**AIM:**
Copy every line from the material below that holds "title".

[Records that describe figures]
=-=-=

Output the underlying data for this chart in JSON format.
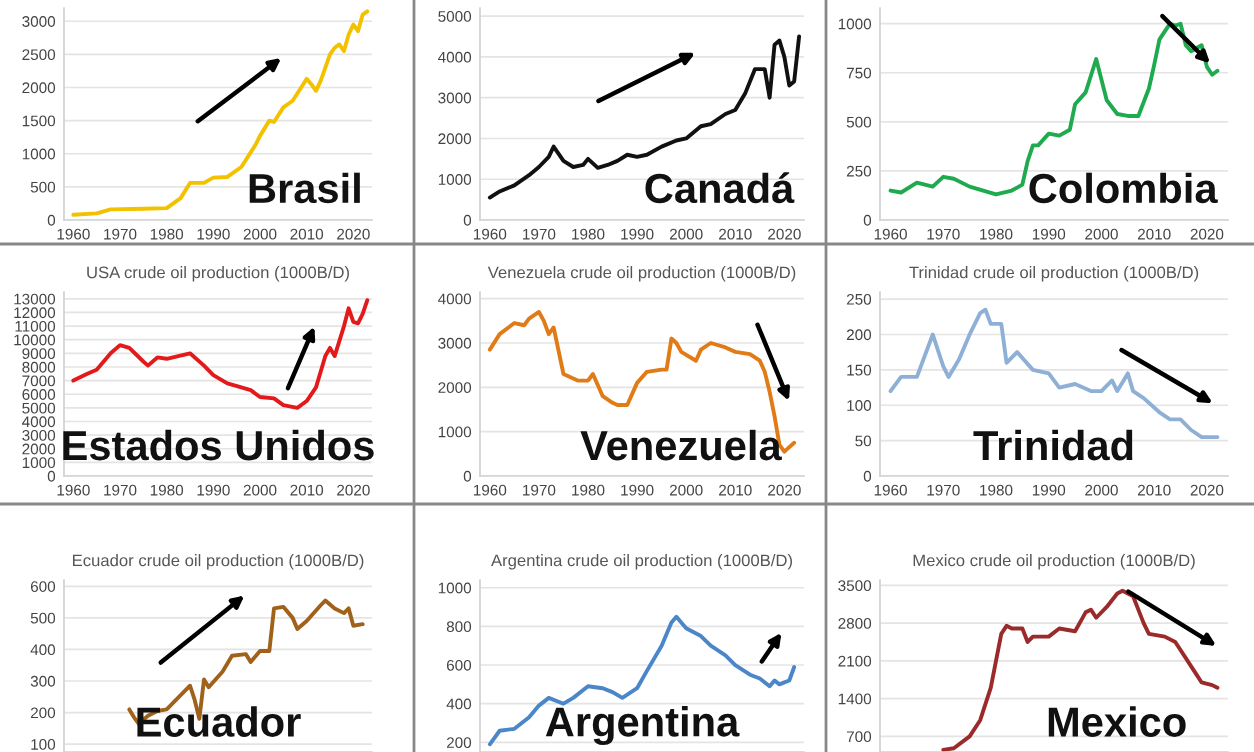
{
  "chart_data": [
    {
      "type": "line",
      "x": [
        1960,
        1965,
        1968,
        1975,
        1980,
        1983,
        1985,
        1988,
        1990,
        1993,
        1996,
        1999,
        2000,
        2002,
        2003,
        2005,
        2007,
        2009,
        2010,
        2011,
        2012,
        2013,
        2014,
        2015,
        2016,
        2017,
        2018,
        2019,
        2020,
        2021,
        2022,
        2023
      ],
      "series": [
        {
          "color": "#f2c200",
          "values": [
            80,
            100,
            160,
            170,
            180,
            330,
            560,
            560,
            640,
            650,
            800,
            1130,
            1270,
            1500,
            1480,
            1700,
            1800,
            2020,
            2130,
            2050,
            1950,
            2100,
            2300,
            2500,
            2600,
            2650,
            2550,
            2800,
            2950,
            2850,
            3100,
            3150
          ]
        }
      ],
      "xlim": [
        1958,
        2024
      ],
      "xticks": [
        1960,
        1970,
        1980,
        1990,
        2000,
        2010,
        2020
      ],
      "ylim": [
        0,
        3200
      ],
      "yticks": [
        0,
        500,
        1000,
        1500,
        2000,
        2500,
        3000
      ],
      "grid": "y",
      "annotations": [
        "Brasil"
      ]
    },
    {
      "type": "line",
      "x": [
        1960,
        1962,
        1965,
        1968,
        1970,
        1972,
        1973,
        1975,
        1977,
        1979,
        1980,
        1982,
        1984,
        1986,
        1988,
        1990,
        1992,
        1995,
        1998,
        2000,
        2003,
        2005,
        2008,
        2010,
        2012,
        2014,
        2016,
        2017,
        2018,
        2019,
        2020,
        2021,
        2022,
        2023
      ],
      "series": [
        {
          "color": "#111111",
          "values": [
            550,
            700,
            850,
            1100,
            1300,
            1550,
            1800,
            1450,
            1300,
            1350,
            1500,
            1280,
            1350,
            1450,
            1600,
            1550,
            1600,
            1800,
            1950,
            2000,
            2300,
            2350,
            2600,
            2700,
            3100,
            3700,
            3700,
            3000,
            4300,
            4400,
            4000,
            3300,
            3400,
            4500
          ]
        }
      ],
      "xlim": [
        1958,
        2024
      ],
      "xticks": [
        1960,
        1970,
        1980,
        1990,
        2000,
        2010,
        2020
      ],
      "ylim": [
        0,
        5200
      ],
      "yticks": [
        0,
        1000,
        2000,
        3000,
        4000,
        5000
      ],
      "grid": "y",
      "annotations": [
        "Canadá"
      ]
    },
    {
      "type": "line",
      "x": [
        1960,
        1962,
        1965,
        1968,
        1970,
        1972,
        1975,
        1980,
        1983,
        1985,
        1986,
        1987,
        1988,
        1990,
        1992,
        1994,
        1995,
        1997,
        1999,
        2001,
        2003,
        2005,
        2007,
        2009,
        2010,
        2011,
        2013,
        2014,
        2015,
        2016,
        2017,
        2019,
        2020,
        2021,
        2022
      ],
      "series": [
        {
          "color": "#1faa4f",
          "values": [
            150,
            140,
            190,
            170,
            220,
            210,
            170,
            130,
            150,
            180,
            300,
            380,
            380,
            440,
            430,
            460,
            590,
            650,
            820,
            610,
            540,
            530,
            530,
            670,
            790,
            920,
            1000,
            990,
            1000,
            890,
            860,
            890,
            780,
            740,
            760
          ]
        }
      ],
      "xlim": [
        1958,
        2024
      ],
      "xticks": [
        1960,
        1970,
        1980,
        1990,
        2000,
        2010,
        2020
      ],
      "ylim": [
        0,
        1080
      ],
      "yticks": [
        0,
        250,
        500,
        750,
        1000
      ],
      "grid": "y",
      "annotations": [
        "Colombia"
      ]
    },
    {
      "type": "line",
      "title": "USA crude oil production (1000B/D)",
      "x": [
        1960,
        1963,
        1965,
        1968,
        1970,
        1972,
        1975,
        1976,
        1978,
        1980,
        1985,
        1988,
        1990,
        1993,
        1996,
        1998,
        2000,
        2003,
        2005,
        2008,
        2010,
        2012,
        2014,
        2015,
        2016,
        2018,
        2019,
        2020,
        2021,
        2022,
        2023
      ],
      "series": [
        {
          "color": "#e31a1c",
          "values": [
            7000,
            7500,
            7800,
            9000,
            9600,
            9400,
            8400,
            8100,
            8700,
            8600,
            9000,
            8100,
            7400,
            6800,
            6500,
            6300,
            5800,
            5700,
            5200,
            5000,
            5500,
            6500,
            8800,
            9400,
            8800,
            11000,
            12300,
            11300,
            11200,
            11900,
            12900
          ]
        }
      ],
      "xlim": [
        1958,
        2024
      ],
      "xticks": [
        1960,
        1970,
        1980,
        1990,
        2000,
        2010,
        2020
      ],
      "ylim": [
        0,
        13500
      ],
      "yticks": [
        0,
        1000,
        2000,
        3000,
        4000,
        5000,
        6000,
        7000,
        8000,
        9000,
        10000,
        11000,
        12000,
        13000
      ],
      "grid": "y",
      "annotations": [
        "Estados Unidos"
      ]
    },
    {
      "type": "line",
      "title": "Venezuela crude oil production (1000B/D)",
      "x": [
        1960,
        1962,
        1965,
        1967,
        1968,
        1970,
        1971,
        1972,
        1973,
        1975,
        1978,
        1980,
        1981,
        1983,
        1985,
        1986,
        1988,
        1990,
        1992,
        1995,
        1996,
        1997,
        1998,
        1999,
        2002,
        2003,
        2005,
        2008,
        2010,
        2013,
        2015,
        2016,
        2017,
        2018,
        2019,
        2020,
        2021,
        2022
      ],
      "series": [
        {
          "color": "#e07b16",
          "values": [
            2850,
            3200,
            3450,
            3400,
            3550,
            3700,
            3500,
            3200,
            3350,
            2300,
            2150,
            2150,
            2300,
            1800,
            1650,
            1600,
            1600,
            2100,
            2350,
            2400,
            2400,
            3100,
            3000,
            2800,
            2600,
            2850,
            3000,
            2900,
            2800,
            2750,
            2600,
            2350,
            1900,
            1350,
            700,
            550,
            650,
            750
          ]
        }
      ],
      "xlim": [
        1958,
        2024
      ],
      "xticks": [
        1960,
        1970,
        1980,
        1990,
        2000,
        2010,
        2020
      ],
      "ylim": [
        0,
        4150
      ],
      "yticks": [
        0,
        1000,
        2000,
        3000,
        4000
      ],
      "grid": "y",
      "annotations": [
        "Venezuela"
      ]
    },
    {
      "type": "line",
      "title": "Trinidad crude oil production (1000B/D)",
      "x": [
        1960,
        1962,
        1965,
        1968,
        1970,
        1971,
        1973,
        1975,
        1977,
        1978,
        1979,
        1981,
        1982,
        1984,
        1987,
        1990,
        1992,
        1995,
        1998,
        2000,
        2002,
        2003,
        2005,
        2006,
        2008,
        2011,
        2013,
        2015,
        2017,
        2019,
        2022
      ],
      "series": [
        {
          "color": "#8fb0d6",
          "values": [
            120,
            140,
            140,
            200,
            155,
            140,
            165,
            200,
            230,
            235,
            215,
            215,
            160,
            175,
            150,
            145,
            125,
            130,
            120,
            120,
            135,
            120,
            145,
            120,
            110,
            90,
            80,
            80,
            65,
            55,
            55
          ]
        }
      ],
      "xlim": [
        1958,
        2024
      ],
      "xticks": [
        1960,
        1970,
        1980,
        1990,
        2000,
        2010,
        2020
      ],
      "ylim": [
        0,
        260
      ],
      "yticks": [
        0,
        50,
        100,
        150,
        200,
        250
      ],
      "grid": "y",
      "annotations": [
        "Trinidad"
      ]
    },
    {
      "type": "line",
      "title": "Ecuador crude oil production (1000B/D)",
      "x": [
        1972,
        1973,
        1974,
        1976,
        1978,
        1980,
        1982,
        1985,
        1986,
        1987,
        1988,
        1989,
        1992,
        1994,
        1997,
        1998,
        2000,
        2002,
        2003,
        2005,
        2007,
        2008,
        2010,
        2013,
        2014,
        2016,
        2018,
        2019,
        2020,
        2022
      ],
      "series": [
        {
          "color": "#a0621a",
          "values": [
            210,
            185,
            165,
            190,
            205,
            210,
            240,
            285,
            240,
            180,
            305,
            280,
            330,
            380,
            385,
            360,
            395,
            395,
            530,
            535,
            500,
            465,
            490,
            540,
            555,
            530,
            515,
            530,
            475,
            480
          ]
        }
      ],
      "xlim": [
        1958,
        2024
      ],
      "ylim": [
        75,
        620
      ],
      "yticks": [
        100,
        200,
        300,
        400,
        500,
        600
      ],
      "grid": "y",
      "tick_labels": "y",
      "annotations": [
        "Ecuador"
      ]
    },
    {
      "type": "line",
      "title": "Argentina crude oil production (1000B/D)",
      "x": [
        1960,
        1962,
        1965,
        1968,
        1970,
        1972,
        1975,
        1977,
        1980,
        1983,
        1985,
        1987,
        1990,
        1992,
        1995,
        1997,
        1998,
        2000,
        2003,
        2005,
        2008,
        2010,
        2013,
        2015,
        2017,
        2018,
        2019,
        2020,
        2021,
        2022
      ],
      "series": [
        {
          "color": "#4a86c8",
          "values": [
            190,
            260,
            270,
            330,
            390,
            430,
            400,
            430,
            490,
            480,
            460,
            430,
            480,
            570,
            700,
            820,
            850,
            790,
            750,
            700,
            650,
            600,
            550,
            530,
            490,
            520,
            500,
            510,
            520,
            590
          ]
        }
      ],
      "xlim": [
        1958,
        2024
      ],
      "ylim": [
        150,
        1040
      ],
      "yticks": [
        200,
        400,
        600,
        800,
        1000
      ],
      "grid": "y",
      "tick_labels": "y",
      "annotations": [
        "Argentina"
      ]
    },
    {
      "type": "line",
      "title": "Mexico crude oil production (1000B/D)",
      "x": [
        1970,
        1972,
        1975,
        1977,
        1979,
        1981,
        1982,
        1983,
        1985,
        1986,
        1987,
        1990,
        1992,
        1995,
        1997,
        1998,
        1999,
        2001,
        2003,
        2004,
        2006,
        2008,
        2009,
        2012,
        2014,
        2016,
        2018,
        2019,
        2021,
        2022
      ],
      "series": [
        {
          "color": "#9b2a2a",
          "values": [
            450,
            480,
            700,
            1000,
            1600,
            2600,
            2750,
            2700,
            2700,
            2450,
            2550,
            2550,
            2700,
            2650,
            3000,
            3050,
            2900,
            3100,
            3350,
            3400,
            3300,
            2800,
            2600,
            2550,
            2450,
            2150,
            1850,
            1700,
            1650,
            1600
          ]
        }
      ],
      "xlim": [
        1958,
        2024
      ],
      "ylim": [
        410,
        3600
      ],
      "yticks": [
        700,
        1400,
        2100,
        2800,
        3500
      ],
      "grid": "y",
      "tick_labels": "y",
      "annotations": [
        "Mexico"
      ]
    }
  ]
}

=-=-=

**EXERCISE RESPONSE:**
      "title": "USA crude oil production (1000B/D)",
      "title": "Venezuela crude oil production (1000B/D)",
      "title": "Trinidad crude oil production (1000B/D)",
      "title": "Ecuador crude oil production (1000B/D)",
      "title": "Argentina crude oil production (1000B/D)",
      "title": "Mexico crude oil production (1000B/D)",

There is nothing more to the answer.